◆ **EXERCISE**
Skip the pictures. Transcribe the rest of the data below without changing a word.

(Extracted records)
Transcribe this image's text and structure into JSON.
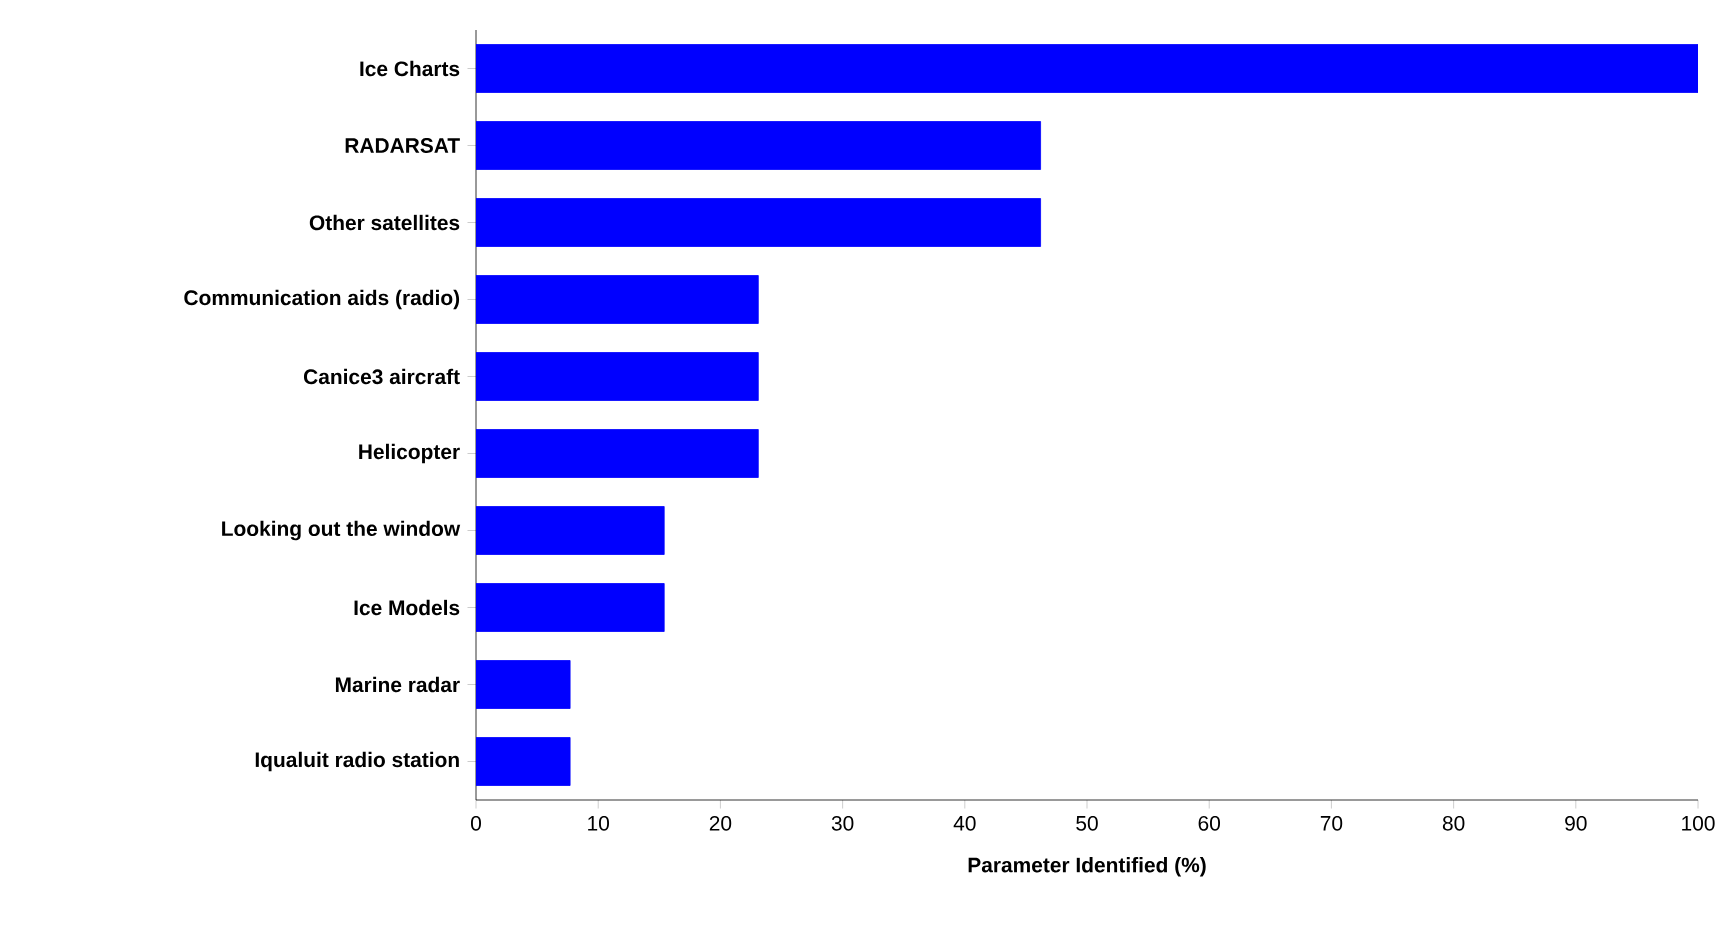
{
  "chart_data": {
    "type": "bar",
    "orientation": "horizontal",
    "xlabel": "Parameter Identified (%)",
    "categories": [
      "Ice Charts",
      "RADARSAT",
      "Other satellites",
      "Communication aids (radio)",
      "Canice3 aircraft",
      "Helicopter",
      "Looking out the window",
      "Ice Models",
      "Marine radar",
      "Iqualuit radio station"
    ],
    "values": [
      100,
      46.2,
      46.2,
      23.1,
      23.1,
      23.1,
      15.4,
      15.4,
      7.7,
      7.7
    ],
    "color": "#0000ff",
    "xlim": [
      0,
      100
    ],
    "xticks": [
      0,
      10,
      20,
      30,
      40,
      50,
      60,
      70,
      80,
      90,
      100
    ]
  }
}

◆ **EXPECTED ANSWER**
Transcribe this image's text and structure into JSON.
{
  "chart_data": {
    "type": "bar",
    "orientation": "horizontal",
    "xlabel": "Parameter Identified (%)",
    "categories": [
      "Ice Charts",
      "RADARSAT",
      "Other satellites",
      "Communication aids (radio)",
      "Canice3 aircraft",
      "Helicopter",
      "Looking out the window",
      "Ice Models",
      "Marine radar",
      "Iqualuit radio station"
    ],
    "values": [
      100,
      46.2,
      46.2,
      23.1,
      23.1,
      23.1,
      15.4,
      15.4,
      7.7,
      7.7
    ],
    "color": "#0000ff",
    "xlim": [
      0,
      100
    ],
    "xticks": [
      0,
      10,
      20,
      30,
      40,
      50,
      60,
      70,
      80,
      90,
      100
    ]
  }
}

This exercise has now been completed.